#### Set problem
Images should be left out, and everything else in the listing reproduced exactly.

[Collected data]
□ □ □
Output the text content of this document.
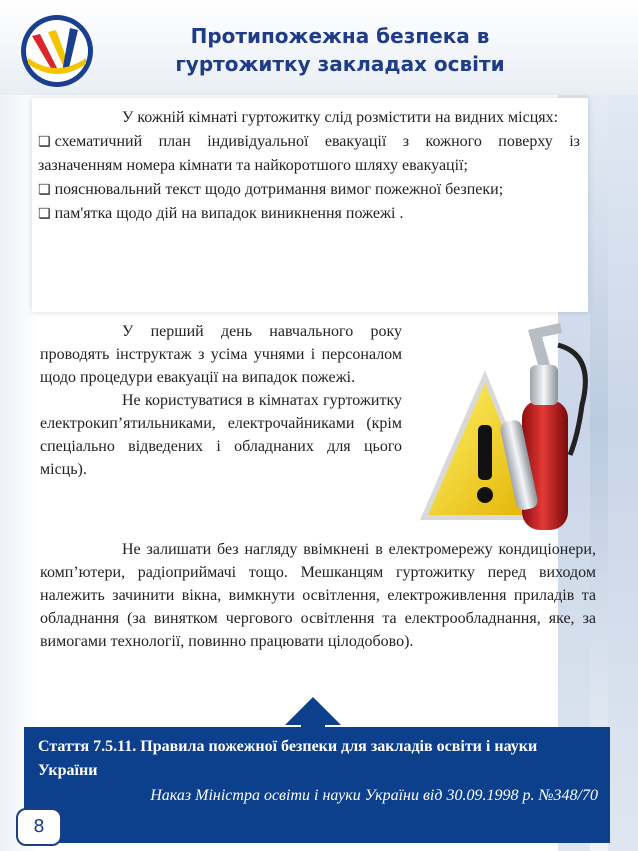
Протипожежна безпека в
гуртожитку закладах освіти

У кожній кімнаті гуртожитку слід розмістити на видних місцях:

❏ схематичний план індивідуальної евакуації з кожного поверху із зазначенням номера кімнати та найкоротшого шляху евакуації;

❏ пояснювальний текст щодо дотримання вимог пожежної безпеки;

❏ пам'ятка щодо дій на випадок виникнення пожежі .

У перший день навчального року проводять інструктаж з усіма учнями і персоналом щодо процедури евакуації на випадок пожежі.

Не користуватися в кімнатах гуртожитку електрокип’ятильниками, електрочайниками (крім спеціально відведених і обладнаних для цього місць).

Не залишати без нагляду ввімкнені в електромережу кондиціонери, комп’ютери, радіоприймачі тощо. Мешканцям гуртожитку перед виходом належить зачинити вікна, вимкнути освітлення, електроживлення приладів та обладнання (за винятком чергового освітлення та електрообладнання, яке, за вимогами технології, повинно працювати цілодобово).
Стаття 7.5.11. Правила пожежної безпеки для закладів освіти і науки України
Наказ Міністра освіти і науки України від 30.09.1998 р. №348/70
8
□ □ □
#### Solution to the exercise
Output the text content of this document.
Протипожежна безпека в
гуртожитку закладах освіти

У кожній кімнаті гуртожитку слід розмістити на видних місцях:

❏ схематичний план індивідуальної евакуації з кожного поверху із зазначенням номера кімнати та найкоротшого шляху евакуації;

❏ пояснювальний текст щодо дотримання вимог пожежної безпеки;

❏ пам'ятка щодо дій на випадок виникнення пожежі .

У перший день навчального року проводять інструктаж з усіма учнями і персоналом щодо процедури евакуації на випадок пожежі.

Не користуватися в кімнатах гуртожитку електрокип’ятильниками, електрочайниками (крім спеціально відведених і обладнаних для цього місць).

Не залишати без нагляду ввімкнені в електромережу кондиціонери, комп’ютери, радіоприймачі тощо. Мешканцям гуртожитку перед виходом належить зачинити вікна, вимкнути освітлення, електроживлення приладів та обладнання (за винятком чергового освітлення та електрообладнання, яке, за вимогами технології, повинно працювати цілодобово).
Стаття 7.5.11. Правила пожежної безпеки для закладів освіти і науки України
Наказ Міністра освіти і науки України від 30.09.1998 р. №348/70
8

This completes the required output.